EXERCISE REQUIREMENTS: Print the entries below in their entirety, exactly as they are written.

↓

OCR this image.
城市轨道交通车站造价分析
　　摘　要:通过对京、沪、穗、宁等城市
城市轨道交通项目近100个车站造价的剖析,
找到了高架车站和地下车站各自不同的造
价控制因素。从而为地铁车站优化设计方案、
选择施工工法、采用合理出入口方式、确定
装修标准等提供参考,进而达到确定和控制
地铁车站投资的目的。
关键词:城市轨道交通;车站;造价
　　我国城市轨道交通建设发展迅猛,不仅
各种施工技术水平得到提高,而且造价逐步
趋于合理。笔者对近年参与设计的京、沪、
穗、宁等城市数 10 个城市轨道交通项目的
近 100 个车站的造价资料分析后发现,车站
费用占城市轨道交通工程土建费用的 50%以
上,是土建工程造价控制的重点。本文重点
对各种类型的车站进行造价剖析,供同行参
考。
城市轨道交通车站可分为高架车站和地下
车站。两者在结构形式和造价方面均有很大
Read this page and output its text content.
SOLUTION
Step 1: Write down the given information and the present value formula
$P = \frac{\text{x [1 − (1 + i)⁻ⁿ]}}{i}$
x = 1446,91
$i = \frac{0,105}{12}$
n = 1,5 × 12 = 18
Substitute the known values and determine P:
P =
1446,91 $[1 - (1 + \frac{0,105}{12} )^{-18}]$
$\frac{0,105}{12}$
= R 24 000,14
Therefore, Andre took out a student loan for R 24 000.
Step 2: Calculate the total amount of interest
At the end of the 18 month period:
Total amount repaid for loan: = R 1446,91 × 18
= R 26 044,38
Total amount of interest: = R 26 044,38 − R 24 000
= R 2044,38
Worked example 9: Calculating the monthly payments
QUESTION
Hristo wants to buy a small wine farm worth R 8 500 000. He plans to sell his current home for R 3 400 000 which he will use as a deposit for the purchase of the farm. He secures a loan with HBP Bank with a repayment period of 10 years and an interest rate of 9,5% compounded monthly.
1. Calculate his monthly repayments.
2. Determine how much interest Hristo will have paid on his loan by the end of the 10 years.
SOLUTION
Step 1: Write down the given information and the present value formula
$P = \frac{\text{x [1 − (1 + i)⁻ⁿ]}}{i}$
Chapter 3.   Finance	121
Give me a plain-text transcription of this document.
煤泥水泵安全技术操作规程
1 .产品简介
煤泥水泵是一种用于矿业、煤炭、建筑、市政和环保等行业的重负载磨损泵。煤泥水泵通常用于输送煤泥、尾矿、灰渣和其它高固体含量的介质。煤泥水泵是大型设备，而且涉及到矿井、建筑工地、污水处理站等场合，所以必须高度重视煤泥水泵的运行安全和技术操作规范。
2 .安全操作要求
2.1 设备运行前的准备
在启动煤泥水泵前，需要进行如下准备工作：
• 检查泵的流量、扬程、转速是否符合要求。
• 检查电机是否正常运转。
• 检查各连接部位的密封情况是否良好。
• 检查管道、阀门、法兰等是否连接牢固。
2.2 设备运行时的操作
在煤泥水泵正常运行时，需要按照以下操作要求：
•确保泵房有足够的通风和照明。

↑

WRITTEN ANSWER:
OCR this image.
城市轨道交通车站造价分析
　　摘　要:通过对京、沪、穗、宁等城市
城市轨道交通项目近100个车站造价的剖析,
找到了高架车站和地下车站各自不同的造
价控制因素。从而为地铁车站优化设计方案、
选择施工工法、采用合理出入口方式、确定
装修标准等提供参考,进而达到确定和控制
地铁车站投资的目的。
关键词:城市轨道交通;车站;造价
　　我国城市轨道交通建设发展迅猛,不仅
各种施工技术水平得到提高,而且造价逐步
趋于合理。笔者对近年参与设计的京、沪、
穗、宁等城市数 10 个城市轨道交通项目的
近 100 个车站的造价资料分析后发现,车站
费用占城市轨道交通工程土建费用的 50%以
上,是土建工程造价控制的重点。本文重点
对各种类型的车站进行造价剖析,供同行参
考。
城市轨道交通车站可分为高架车站和地下
车站。两者在结构形式和造价方面均有很大
Read this page and output its text content.
SOLUTION
Step 1: Write down the given information and the present value formula
$P = \frac{\text{x [1 − (1 + i)⁻ⁿ]}}{i}$
x = 1446,91
$i = \frac{0,105}{12}$
n = 1,5 × 12 = 18
Substitute the known values and determine P:
P =
1446,91 $[1 - (1 + \frac{0,105}{12} )^{-18}]$
$\frac{0,105}{12}$
= R 24 000,14
Therefore, Andre took out a student loan for R 24 000.
Step 2: Calculate the total amount of interest
At the end of the 18 month period:
Total amount repaid for loan: = R 1446,91 × 18
= R 26 044,38
Total amount of interest: = R 26 044,38 − R 24 000
= R 2044,38
Worked example 9: Calculating the monthly payments
QUESTION
Hristo wants to buy a small wine farm worth R 8 500 000. He plans to sell his current home for R 3 400 000 which he will use as a deposit for the purchase of the farm. He secures a loan with HBP Bank with a repayment period of 10 years and an interest rate of 9,5% compounded monthly.
1. Calculate his monthly repayments.
2. Determine how much interest Hristo will have paid on his loan by the end of the 10 years.
SOLUTION
Step 1: Write down the given information and the present value formula
$P = \frac{\text{x [1 − (1 + i)⁻ⁿ]}}{i}$
Chapter 3.   Finance	121
Give me a plain-text transcription of this document.
煤泥水泵安全技术操作规程
1 .产品简介
煤泥水泵是一种用于矿业、煤炭、建筑、市政和环保等行业的重负载磨损泵。煤泥水泵通常用于输送煤泥、尾矿、灰渣和其它高固体含量的介质。煤泥水泵是大型设备，而且涉及到矿井、建筑工地、污水处理站等场合，所以必须高度重视煤泥水泵的运行安全和技术操作规范。
2 .安全操作要求
2.1 设备运行前的准备
在启动煤泥水泵前，需要进行如下准备工作：
• 检查泵的流量、扬程、转速是否符合要求。
• 检查电机是否正常运转。
• 检查各连接部位的密封情况是否良好。
• 检查管道、阀门、法兰等是否连接牢固。
2.2 设备运行时的操作
在煤泥水泵正常运行时，需要按照以下操作要求：
•确保泵房有足够的通风和照明。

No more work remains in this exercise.